Stored items from a collection:
◆ ◆ ◆ ◆

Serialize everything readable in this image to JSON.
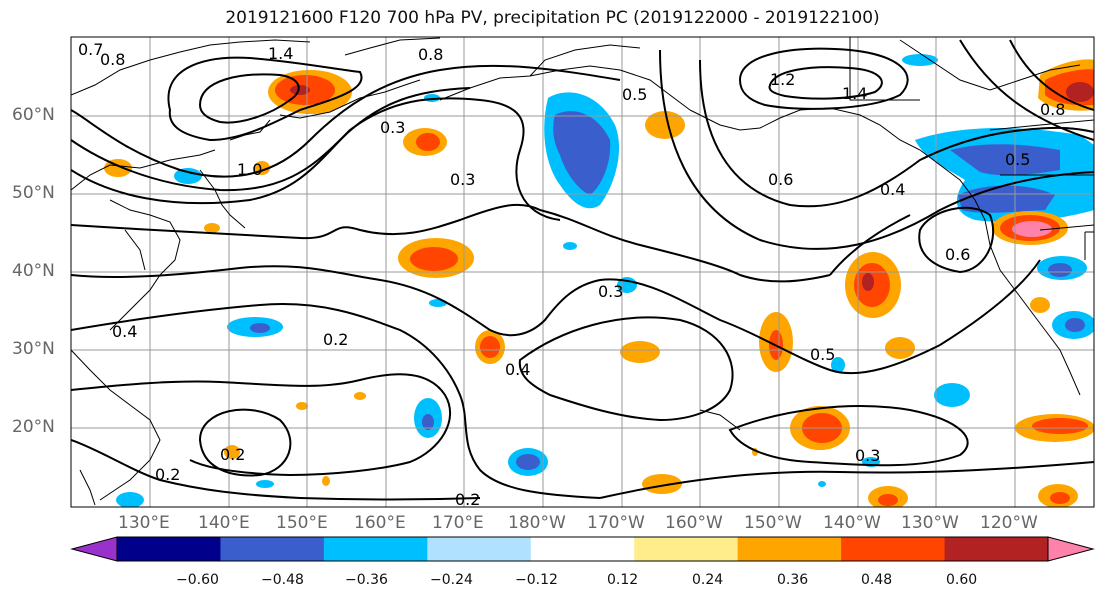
{
  "title": "2019121600 F120 700 hPa PV, precipitation PC (2019122000 - 2019122100)",
  "lat_labels": [
    "60°N",
    "50°N",
    "40°N",
    "30°N",
    "20°N"
  ],
  "lon_labels": [
    "130°E",
    "140°E",
    "150°E",
    "160°E",
    "170°E",
    "180°W",
    "170°W",
    "160°W",
    "150°W",
    "140°W",
    "130°W",
    "120°W"
  ],
  "contour_labels": [
    "0.7",
    "0.8",
    "1.4",
    "0.8",
    "0.5",
    "1.2",
    "1.4",
    "0.3",
    "0.3",
    "1.0",
    "0.8",
    "0.5",
    "0.6",
    "0.4",
    "0.6",
    "0.5",
    "0.4",
    "0.2",
    "0.2",
    "0.2",
    "0.3",
    "0.2",
    "0.4",
    "0.3"
  ],
  "colorbar": {
    "ticks": [
      "−0.60",
      "−0.48",
      "−0.36",
      "−0.24",
      "−0.12",
      "0.12",
      "0.24",
      "0.36",
      "0.48",
      "0.60"
    ],
    "colors": [
      "#9932cc",
      "#00008b",
      "#3a5fcd",
      "#00bfff",
      "#b0e2ff",
      "#ffffff",
      "#ffec8b",
      "#ffa500",
      "#ff4500",
      "#b22222",
      "#ff82ab"
    ]
  },
  "colors": {
    "land_line": "#000000",
    "grid": "#999999"
  }
}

◆ ◆ ◆ ◆

WHAT TO DO
Each record must be quoted in full and exactly. Do not include the pictures.

SOLUTION FOR THIS TASK
Serialize everything readable in this image to JSON.
{
  "title": "2019121600 F120 700 hPa PV, precipitation PC (2019122000 - 2019122100)",
  "lat_labels": [
    "60°N",
    "50°N",
    "40°N",
    "30°N",
    "20°N"
  ],
  "lon_labels": [
    "130°E",
    "140°E",
    "150°E",
    "160°E",
    "170°E",
    "180°W",
    "170°W",
    "160°W",
    "150°W",
    "140°W",
    "130°W",
    "120°W"
  ],
  "contour_labels": [
    "0.7",
    "0.8",
    "1.4",
    "0.8",
    "0.5",
    "1.2",
    "1.4",
    "0.3",
    "0.3",
    "1.0",
    "0.8",
    "0.5",
    "0.6",
    "0.4",
    "0.6",
    "0.5",
    "0.4",
    "0.2",
    "0.2",
    "0.2",
    "0.3",
    "0.2",
    "0.4",
    "0.3"
  ],
  "colorbar": {
    "ticks": [
      "−0.60",
      "−0.48",
      "−0.36",
      "−0.24",
      "−0.12",
      "0.12",
      "0.24",
      "0.36",
      "0.48",
      "0.60"
    ],
    "colors": [
      "#9932cc",
      "#00008b",
      "#3a5fcd",
      "#00bfff",
      "#b0e2ff",
      "#ffffff",
      "#ffec8b",
      "#ffa500",
      "#ff4500",
      "#b22222",
      "#ff82ab"
    ]
  },
  "colors": {
    "land_line": "#000000",
    "grid": "#999999"
  }
}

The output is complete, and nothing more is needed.